» **What is expected**: All of the entries need to be written out again, exactly as they are.

» **Materials provided**:

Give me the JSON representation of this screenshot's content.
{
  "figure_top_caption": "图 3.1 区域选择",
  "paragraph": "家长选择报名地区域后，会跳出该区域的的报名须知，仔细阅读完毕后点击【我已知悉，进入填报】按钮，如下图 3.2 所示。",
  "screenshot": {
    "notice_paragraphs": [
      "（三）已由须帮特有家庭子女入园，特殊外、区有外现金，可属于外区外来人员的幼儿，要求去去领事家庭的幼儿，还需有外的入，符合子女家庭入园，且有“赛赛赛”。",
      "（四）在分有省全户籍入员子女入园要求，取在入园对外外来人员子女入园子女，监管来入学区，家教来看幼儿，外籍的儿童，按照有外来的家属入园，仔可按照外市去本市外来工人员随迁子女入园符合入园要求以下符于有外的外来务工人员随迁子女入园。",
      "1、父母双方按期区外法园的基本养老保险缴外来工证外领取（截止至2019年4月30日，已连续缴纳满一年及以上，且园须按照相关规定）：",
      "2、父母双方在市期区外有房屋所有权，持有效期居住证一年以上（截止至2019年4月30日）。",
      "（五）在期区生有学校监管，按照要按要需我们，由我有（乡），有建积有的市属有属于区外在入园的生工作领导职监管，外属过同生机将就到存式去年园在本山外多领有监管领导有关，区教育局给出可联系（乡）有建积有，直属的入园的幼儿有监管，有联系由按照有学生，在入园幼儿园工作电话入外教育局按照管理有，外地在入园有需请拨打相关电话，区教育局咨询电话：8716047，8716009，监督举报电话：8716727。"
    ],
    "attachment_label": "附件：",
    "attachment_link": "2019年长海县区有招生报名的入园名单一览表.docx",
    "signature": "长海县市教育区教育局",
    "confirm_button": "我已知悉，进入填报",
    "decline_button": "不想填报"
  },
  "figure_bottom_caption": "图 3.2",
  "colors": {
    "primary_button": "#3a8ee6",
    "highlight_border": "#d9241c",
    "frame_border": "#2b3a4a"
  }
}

» **Result of the exercise**:
Give me the JSON representation of this screenshot's content.
{
  "figure_top_caption": "图 3.1 区域选择",
  "paragraph": "家长选择报名地区域后，会跳出该区域的的报名须知，仔细阅读完毕后点击【我已知悉，进入填报】按钮，如下图 3.2 所示。",
  "screenshot": {
    "notice_paragraphs": [
      "（三）已由须帮特有家庭子女入园，特殊外、区有外现金，可属于外区外来人员的幼儿，要求去去领事家庭的幼儿，还需有外的入，符合子女家庭入园，且有“赛赛赛”。",
      "（四）在分有省全户籍入员子女入园要求，取在入园对外外来人员子女入园子女，监管来入学区，家教来看幼儿，外籍的儿童，按照有外来的家属入园，仔可按照外市去本市外来工人员随迁子女入园符合入园要求以下符于有外的外来务工人员随迁子女入园。",
      "1、父母双方按期区外法园的基本养老保险缴外来工证外领取（截止至2019年4月30日，已连续缴纳满一年及以上，且园须按照相关规定）：",
      "2、父母双方在市期区外有房屋所有权，持有效期居住证一年以上（截止至2019年4月30日）。",
      "（五）在期区生有学校监管，按照要按要需我们，由我有（乡），有建积有的市属有属于区外在入园的生工作领导职监管，外属过同生机将就到存式去年园在本山外多领有监管领导有关，区教育局给出可联系（乡）有建积有，直属的入园的幼儿有监管，有联系由按照有学生，在入园幼儿园工作电话入外教育局按照管理有，外地在入园有需请拨打相关电话，区教育局咨询电话：8716047，8716009，监督举报电话：8716727。"
    ],
    "attachment_label": "附件：",
    "attachment_link": "2019年长海县区有招生报名的入园名单一览表.docx",
    "signature": "长海县市教育区教育局",
    "confirm_button": "我已知悉，进入填报",
    "decline_button": "不想填报"
  },
  "figure_bottom_caption": "图 3.2",
  "colors": {
    "primary_button": "#3a8ee6",
    "highlight_border": "#d9241c",
    "frame_border": "#2b3a4a"
  }
}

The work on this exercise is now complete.